• [AIM] Your job is to retype all of the data word for word, leaving every image out.

##### EXERCISE MATERIALS #####

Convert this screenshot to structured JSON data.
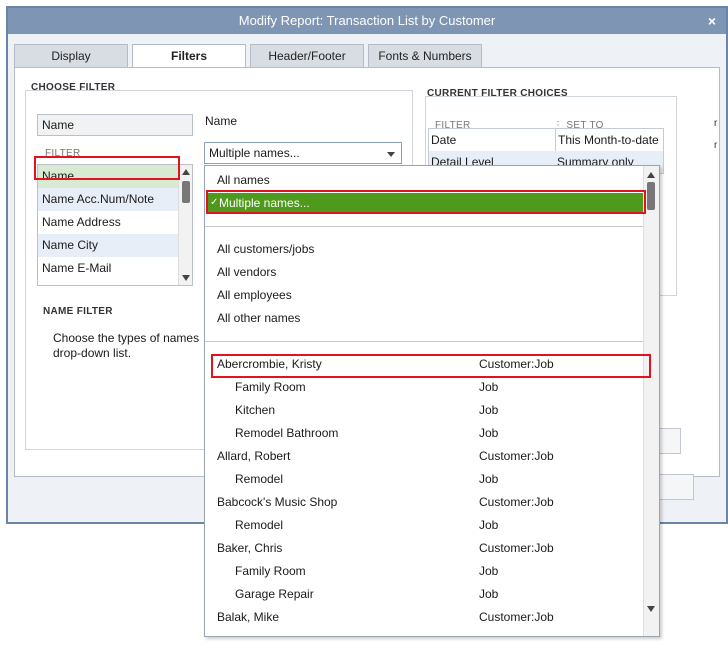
{
  "window": {
    "title": "Modify Report: Transaction List by Customer",
    "close_glyph": "×"
  },
  "tabs": [
    "Display",
    "Filters",
    "Header/Footer",
    "Fonts & Numbers"
  ],
  "choose_filter": {
    "heading": "CHOOSE FILTER",
    "search_value": "Name",
    "filter_sublabel": "FILTER",
    "items": [
      "Name",
      "Name Acc.Num/Note",
      "Name Address",
      "Name City",
      "Name E-Mail"
    ]
  },
  "name_field": {
    "label": "Name",
    "selected": "Multiple names..."
  },
  "name_filter": {
    "heading": "NAME FILTER",
    "description": "Choose the types of names\ndrop-down list."
  },
  "current_filters": {
    "heading": "CURRENT FILTER CHOICES",
    "col_filter": "FILTER",
    "col_set_to": "SET TO",
    "rows": [
      {
        "filter": "Date",
        "set_to": "This Month-to-date"
      },
      {
        "filter": "Detail Level",
        "set_to": "Summary only"
      }
    ]
  },
  "popup": {
    "top_options": [
      "All names",
      "Multiple names..."
    ],
    "check_glyph": "✓",
    "type_options": [
      "All customers/jobs",
      "All vendors",
      "All employees",
      "All other names"
    ],
    "names": [
      {
        "name": "Abercrombie, Kristy",
        "type": "Customer:Job",
        "indent": false
      },
      {
        "name": "Family Room",
        "type": "Job",
        "indent": true
      },
      {
        "name": "Kitchen",
        "type": "Job",
        "indent": true
      },
      {
        "name": "Remodel Bathroom",
        "type": "Job",
        "indent": true
      },
      {
        "name": "Allard, Robert",
        "type": "Customer:Job",
        "indent": false
      },
      {
        "name": "Remodel",
        "type": "Job",
        "indent": true
      },
      {
        "name": "Babcock's Music Shop",
        "type": "Customer:Job",
        "indent": false
      },
      {
        "name": "Remodel",
        "type": "Job",
        "indent": true
      },
      {
        "name": "Baker, Chris",
        "type": "Customer:Job",
        "indent": false
      },
      {
        "name": "Family Room",
        "type": "Job",
        "indent": true
      },
      {
        "name": "Garage Repair",
        "type": "Job",
        "indent": true
      },
      {
        "name": "Balak, Mike",
        "type": "Customer:Job",
        "indent": false
      }
    ]
  },
  "colors": {
    "highlight_green": "#4f9a1c",
    "annotation_red": "#e0141e",
    "title_bar": "#7e95b3"
  }
}
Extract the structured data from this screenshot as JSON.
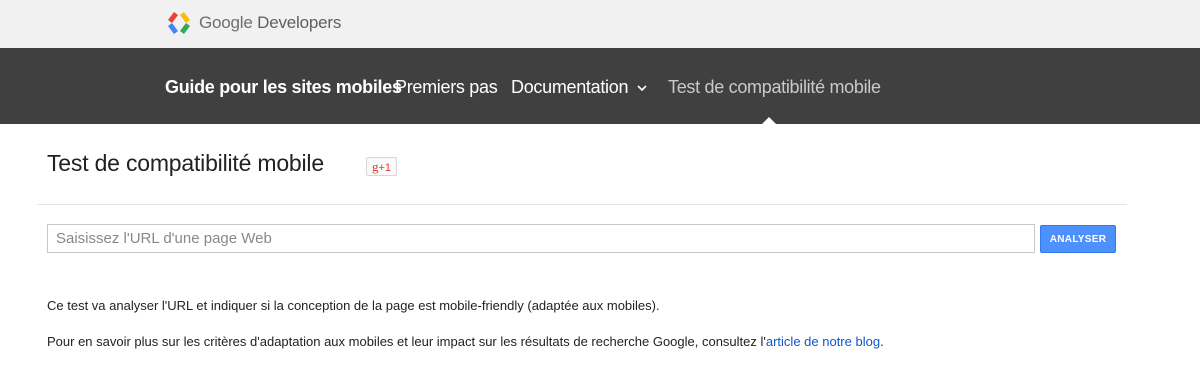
{
  "header": {
    "logo_text_1": "Google",
    "logo_text_2": "Developers",
    "logo_icon": "google-developers-logo-icon"
  },
  "nav": {
    "items": [
      {
        "label": "Guide pour les sites mobiles"
      },
      {
        "label": "Premiers pas"
      },
      {
        "label": "Documentation"
      },
      {
        "label": "Test de compatibilité mobile"
      }
    ],
    "dropdown_icon": "chevron-down-icon"
  },
  "main": {
    "title": "Test de compatibilité mobile",
    "gplus_g": "g",
    "gplus_plus": "+1",
    "url_placeholder": "Saisissez l'URL d'une page Web",
    "url_value": "",
    "analyze_label": "ANALYSER",
    "paragraph1": "Ce test va analyser l'URL et indiquer si la conception de la page est mobile-friendly (adaptée aux mobiles).",
    "paragraph2_before": "Pour en savoir plus sur les critères d'adaptation aux mobiles et leur impact sur les résultats de recherche Google, consultez l'",
    "paragraph2_link": "article de notre blog",
    "paragraph2_after": "."
  },
  "colors": {
    "topbar": "#f1f1f1",
    "navbar": "#404040",
    "button": "#4d90fe",
    "link": "#1155cc",
    "gplus": "#d73d32"
  }
}
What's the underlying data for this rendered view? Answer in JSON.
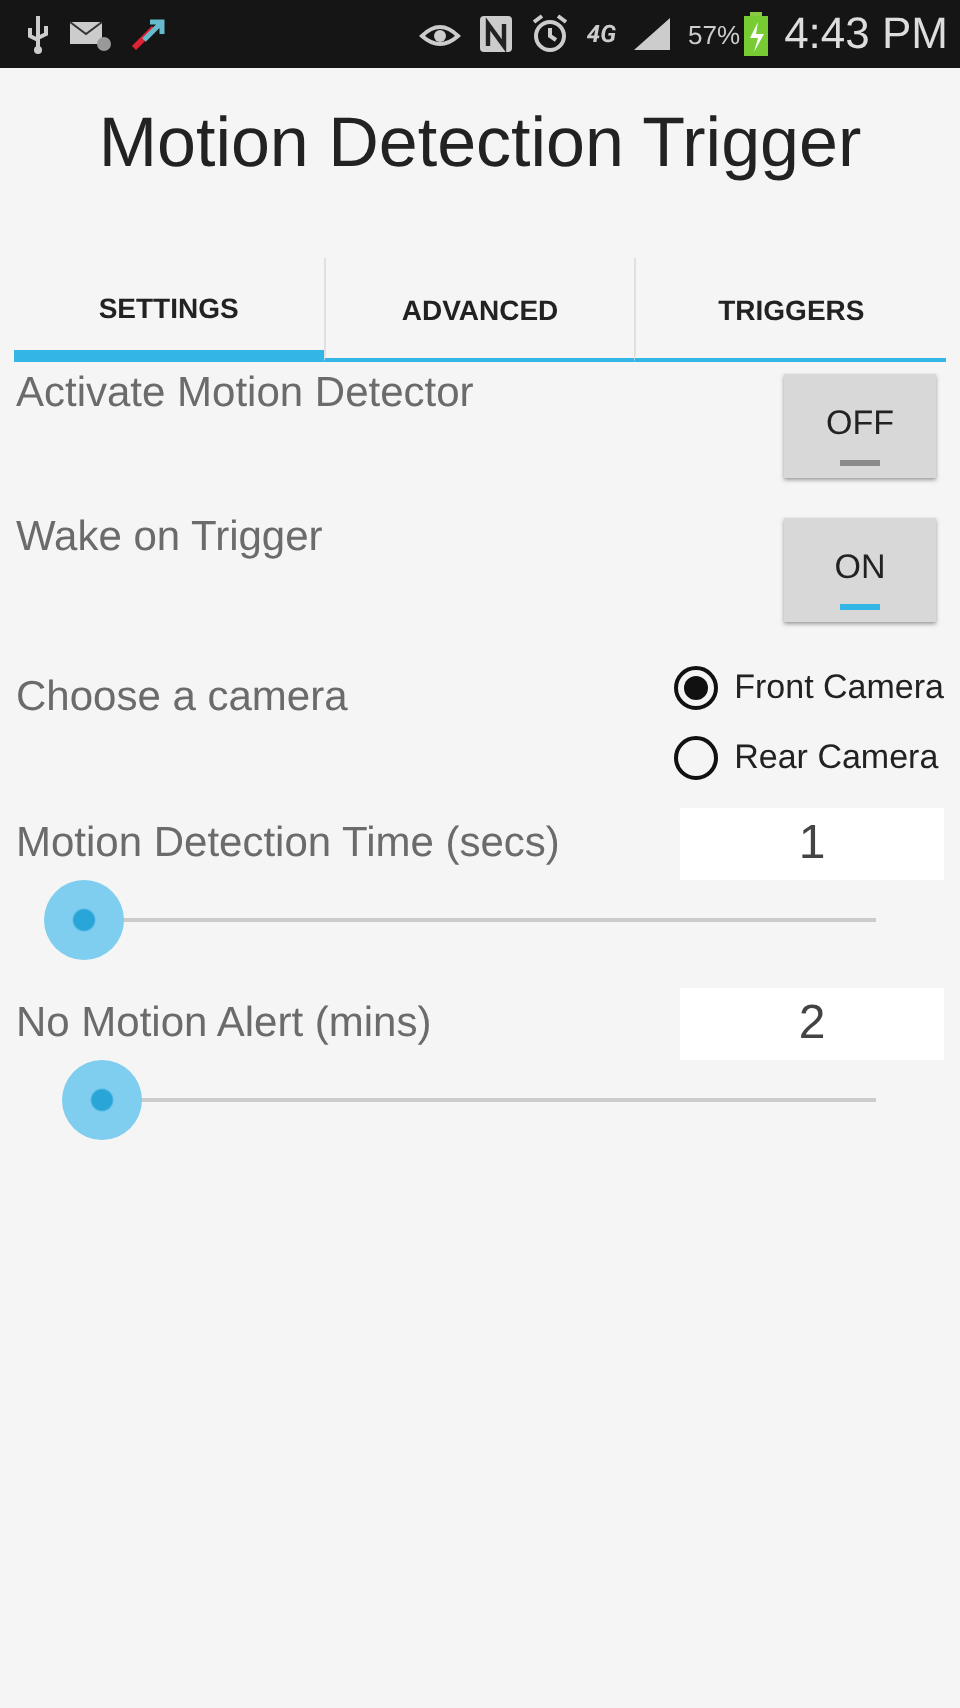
{
  "status_bar": {
    "network": "4G",
    "battery": "57%",
    "time": "4:43 PM"
  },
  "title": "Motion Detection Trigger",
  "tabs": [
    {
      "label": "SETTINGS",
      "selected": true
    },
    {
      "label": "ADVANCED",
      "selected": false
    },
    {
      "label": "TRIGGERS",
      "selected": false
    }
  ],
  "toggles": [
    {
      "label": "Activate Motion Detector",
      "text": "OFF",
      "on": false
    },
    {
      "label": "Wake on Trigger",
      "text": "ON",
      "on": true
    }
  ],
  "camera": {
    "label": "Choose a camera",
    "options": [
      {
        "label": "Front Camera",
        "selected": true
      },
      {
        "label": "Rear Camera",
        "selected": false
      }
    ]
  },
  "sliders": [
    {
      "label": "Motion Detection Time (secs)",
      "value": "1",
      "level": 0
    },
    {
      "label": "No Motion Alert (mins)",
      "value": "2",
      "level": 0.02
    }
  ]
}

#####

• [RESPONSE TO THIS TASK]
Convert this screenshot to structured JSON data.
{
  "window": {
    "title": "Modify Report: Transaction List by Customer",
    "close_glyph": "×"
  },
  "tabs": [
    "Display",
    "Filters",
    "Header/Footer",
    "Fonts & Numbers"
  ],
  "choose_filter": {
    "heading": "CHOOSE FILTER",
    "search_value": "Name",
    "filter_sublabel": "FILTER",
    "items": [
      "Name",
      "Name Acc.Num/Note",
      "Name Address",
      "Name City",
      "Name E-Mail"
    ]
  },
  "name_field": {
    "label": "Name",
    "selected": "Multiple names..."
  },
  "name_filter": {
    "heading": "NAME FILTER",
    "description": "Choose the types of names\ndrop-down list."
  },
  "current_filters": {
    "heading": "CURRENT FILTER CHOICES",
    "col_filter": "FILTER",
    "col_set_to": "SET TO",
    "rows": [
      {
        "filter": "Date",
        "set_to": "This Month-to-date"
      },
      {
        "filter": "Detail Level",
        "set_to": "Summary only"
      }
    ]
  },
  "popup": {
    "top_options": [
      "All names",
      "Multiple names..."
    ],
    "check_glyph": "✓",
    "type_options": [
      "All customers/jobs",
      "All vendors",
      "All employees",
      "All other names"
    ],
    "names": [
      {
        "name": "Abercrombie, Kristy",
        "type": "Customer:Job",
        "indent": false
      },
      {
        "name": "Family Room",
        "type": "Job",
        "indent": true
      },
      {
        "name": "Kitchen",
        "type": "Job",
        "indent": true
      },
      {
        "name": "Remodel Bathroom",
        "type": "Job",
        "indent": true
      },
      {
        "name": "Allard, Robert",
        "type": "Customer:Job",
        "indent": false
      },
      {
        "name": "Remodel",
        "type": "Job",
        "indent": true
      },
      {
        "name": "Babcock's Music Shop",
        "type": "Customer:Job",
        "indent": false
      },
      {
        "name": "Remodel",
        "type": "Job",
        "indent": true
      },
      {
        "name": "Baker, Chris",
        "type": "Customer:Job",
        "indent": false
      },
      {
        "name": "Family Room",
        "type": "Job",
        "indent": true
      },
      {
        "name": "Garage Repair",
        "type": "Job",
        "indent": true
      },
      {
        "name": "Balak, Mike",
        "type": "Customer:Job",
        "indent": false
      }
    ]
  },
  "colors": {
    "highlight_green": "#4f9a1c",
    "annotation_red": "#e0141e",
    "title_bar": "#7e95b3"
  }
}
Extract the structured data from this screenshot as JSON.
{
  "header": {
    "logo_text_1": "Google",
    "logo_text_2": "Developers",
    "logo_icon": "google-developers-logo-icon"
  },
  "nav": {
    "items": [
      {
        "label": "Guide pour les sites mobiles"
      },
      {
        "label": "Premiers pas"
      },
      {
        "label": "Documentation"
      },
      {
        "label": "Test de compatibilité mobile"
      }
    ],
    "dropdown_icon": "chevron-down-icon"
  },
  "main": {
    "title": "Test de compatibilité mobile",
    "gplus_g": "g",
    "gplus_plus": "+1",
    "url_placeholder": "Saisissez l'URL d'une page Web",
    "url_value": "",
    "analyze_label": "ANALYSER",
    "paragraph1": "Ce test va analyser l'URL et indiquer si la conception de la page est mobile-friendly (adaptée aux mobiles).",
    "paragraph2_before": "Pour en savoir plus sur les critères d'adaptation aux mobiles et leur impact sur les résultats de recherche Google, consultez l'",
    "paragraph2_link": "article de notre blog",
    "paragraph2_after": "."
  },
  "colors": {
    "topbar": "#f1f1f1",
    "navbar": "#404040",
    "button": "#4d90fe",
    "link": "#1155cc",
    "gplus": "#d73d32"
  }
}
What's the underlying data for this rendered view? Answer in JSON.
{
  "status_bar": {
    "network": "4G",
    "battery": "57%",
    "time": "4:43 PM"
  },
  "title": "Motion Detection Trigger",
  "tabs": [
    {
      "label": "SETTINGS",
      "selected": true
    },
    {
      "label": "ADVANCED",
      "selected": false
    },
    {
      "label": "TRIGGERS",
      "selected": false
    }
  ],
  "toggles": [
    {
      "label": "Activate Motion Detector",
      "text": "OFF",
      "on": false
    },
    {
      "label": "Wake on Trigger",
      "text": "ON",
      "on": true
    }
  ],
  "camera": {
    "label": "Choose a camera",
    "options": [
      {
        "label": "Front Camera",
        "selected": true
      },
      {
        "label": "Rear Camera",
        "selected": false
      }
    ]
  },
  "sliders": [
    {
      "label": "Motion Detection Time (secs)",
      "value": "1",
      "level": 0
    },
    {
      "label": "No Motion Alert (mins)",
      "value": "2",
      "level": 0.02
    }
  ]
}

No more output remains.